### TASK STATEMENT
Extract the listing below in full, unchanged.

Stored records:
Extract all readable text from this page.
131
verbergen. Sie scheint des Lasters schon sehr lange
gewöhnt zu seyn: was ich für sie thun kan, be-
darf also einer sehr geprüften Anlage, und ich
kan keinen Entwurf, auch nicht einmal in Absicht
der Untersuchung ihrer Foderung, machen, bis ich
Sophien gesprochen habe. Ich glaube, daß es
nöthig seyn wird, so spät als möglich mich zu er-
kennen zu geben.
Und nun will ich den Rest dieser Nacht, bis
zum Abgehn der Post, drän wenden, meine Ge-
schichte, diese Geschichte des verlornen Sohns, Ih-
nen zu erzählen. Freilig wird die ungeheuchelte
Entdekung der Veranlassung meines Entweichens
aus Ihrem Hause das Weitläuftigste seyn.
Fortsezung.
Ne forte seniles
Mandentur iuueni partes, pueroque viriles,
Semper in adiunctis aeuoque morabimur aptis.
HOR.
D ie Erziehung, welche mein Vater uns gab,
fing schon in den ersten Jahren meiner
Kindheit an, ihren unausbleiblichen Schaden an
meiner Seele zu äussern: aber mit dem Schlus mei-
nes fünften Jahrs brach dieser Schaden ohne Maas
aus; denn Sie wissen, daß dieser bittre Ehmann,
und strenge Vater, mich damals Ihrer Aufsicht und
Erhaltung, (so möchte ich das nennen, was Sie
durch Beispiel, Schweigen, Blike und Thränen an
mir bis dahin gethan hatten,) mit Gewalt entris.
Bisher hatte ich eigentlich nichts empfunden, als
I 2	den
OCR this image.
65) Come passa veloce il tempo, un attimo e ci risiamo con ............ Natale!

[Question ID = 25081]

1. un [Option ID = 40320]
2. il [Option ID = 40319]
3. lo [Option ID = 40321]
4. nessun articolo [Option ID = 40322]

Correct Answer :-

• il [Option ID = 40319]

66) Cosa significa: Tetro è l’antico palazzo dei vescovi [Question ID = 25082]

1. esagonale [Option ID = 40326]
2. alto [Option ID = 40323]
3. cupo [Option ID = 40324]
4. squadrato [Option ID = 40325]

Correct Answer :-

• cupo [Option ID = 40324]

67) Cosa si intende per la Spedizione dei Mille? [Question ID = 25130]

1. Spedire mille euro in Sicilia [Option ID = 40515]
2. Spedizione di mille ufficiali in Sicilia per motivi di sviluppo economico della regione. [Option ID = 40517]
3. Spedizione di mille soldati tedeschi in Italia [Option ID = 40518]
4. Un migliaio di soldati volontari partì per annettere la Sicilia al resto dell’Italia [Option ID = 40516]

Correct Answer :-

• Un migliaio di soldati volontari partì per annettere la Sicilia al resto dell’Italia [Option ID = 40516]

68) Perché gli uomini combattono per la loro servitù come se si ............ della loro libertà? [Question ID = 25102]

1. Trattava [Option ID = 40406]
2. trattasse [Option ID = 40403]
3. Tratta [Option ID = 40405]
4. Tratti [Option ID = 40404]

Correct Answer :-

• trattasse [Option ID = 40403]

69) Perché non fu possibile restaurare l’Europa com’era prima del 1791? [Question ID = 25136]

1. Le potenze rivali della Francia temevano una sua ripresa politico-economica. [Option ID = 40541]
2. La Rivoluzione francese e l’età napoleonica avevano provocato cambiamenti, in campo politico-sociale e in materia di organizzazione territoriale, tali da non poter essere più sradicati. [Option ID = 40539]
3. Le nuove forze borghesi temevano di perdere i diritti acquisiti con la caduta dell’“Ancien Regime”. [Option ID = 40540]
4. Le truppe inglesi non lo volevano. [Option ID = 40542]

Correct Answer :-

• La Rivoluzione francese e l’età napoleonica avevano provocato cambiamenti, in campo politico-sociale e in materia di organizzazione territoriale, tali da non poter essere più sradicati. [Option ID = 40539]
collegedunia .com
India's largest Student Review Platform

### CORRECT RESULT
Extract all readable text from this page.
131
verbergen. Sie scheint des Lasters schon sehr lange
gewöhnt zu seyn: was ich für sie thun kan, be-
darf also einer sehr geprüften Anlage, und ich
kan keinen Entwurf, auch nicht einmal in Absicht
der Untersuchung ihrer Foderung, machen, bis ich
Sophien gesprochen habe. Ich glaube, daß es
nöthig seyn wird, so spät als möglich mich zu er-
kennen zu geben.
Und nun will ich den Rest dieser Nacht, bis
zum Abgehn der Post, drän wenden, meine Ge-
schichte, diese Geschichte des verlornen Sohns, Ih-
nen zu erzählen. Freilig wird die ungeheuchelte
Entdekung der Veranlassung meines Entweichens
aus Ihrem Hause das Weitläuftigste seyn.
Fortsezung.
Ne forte seniles
Mandentur iuueni partes, pueroque viriles,
Semper in adiunctis aeuoque morabimur aptis.
HOR.
D ie Erziehung, welche mein Vater uns gab,
fing schon in den ersten Jahren meiner
Kindheit an, ihren unausbleiblichen Schaden an
meiner Seele zu äussern: aber mit dem Schlus mei-
nes fünften Jahrs brach dieser Schaden ohne Maas
aus; denn Sie wissen, daß dieser bittre Ehmann,
und strenge Vater, mich damals Ihrer Aufsicht und
Erhaltung, (so möchte ich das nennen, was Sie
durch Beispiel, Schweigen, Blike und Thränen an
mir bis dahin gethan hatten,) mit Gewalt entris.
Bisher hatte ich eigentlich nichts empfunden, als
I 2	den
OCR this image.
65) Come passa veloce il tempo, un attimo e ci risiamo con ............ Natale!

[Question ID = 25081]

1. un [Option ID = 40320]
2. il [Option ID = 40319]
3. lo [Option ID = 40321]
4. nessun articolo [Option ID = 40322]

Correct Answer :-

• il [Option ID = 40319]

66) Cosa significa: Tetro è l’antico palazzo dei vescovi [Question ID = 25082]

1. esagonale [Option ID = 40326]
2. alto [Option ID = 40323]
3. cupo [Option ID = 40324]
4. squadrato [Option ID = 40325]

Correct Answer :-

• cupo [Option ID = 40324]

67) Cosa si intende per la Spedizione dei Mille? [Question ID = 25130]

1. Spedire mille euro in Sicilia [Option ID = 40515]
2. Spedizione di mille ufficiali in Sicilia per motivi di sviluppo economico della regione. [Option ID = 40517]
3. Spedizione di mille soldati tedeschi in Italia [Option ID = 40518]
4. Un migliaio di soldati volontari partì per annettere la Sicilia al resto dell’Italia [Option ID = 40516]

Correct Answer :-

• Un migliaio di soldati volontari partì per annettere la Sicilia al resto dell’Italia [Option ID = 40516]

68) Perché gli uomini combattono per la loro servitù come se si ............ della loro libertà? [Question ID = 25102]

1. Trattava [Option ID = 40406]
2. trattasse [Option ID = 40403]
3. Tratta [Option ID = 40405]
4. Tratti [Option ID = 40404]

Correct Answer :-

• trattasse [Option ID = 40403]

69) Perché non fu possibile restaurare l’Europa com’era prima del 1791? [Question ID = 25136]

1. Le potenze rivali della Francia temevano una sua ripresa politico-economica. [Option ID = 40541]
2. La Rivoluzione francese e l’età napoleonica avevano provocato cambiamenti, in campo politico-sociale e in materia di organizzazione territoriale, tali da non poter essere più sradicati. [Option ID = 40539]
3. Le nuove forze borghesi temevano di perdere i diritti acquisiti con la caduta dell’“Ancien Regime”. [Option ID = 40540]
4. Le truppe inglesi non lo volevano. [Option ID = 40542]

Correct Answer :-

• La Rivoluzione francese e l’età napoleonica avevano provocato cambiamenti, in campo politico-sociale e in materia di organizzazione territoriale, tali da non poter essere più sradicati. [Option ID = 40539]
collegedunia .com
India's largest Student Review Platform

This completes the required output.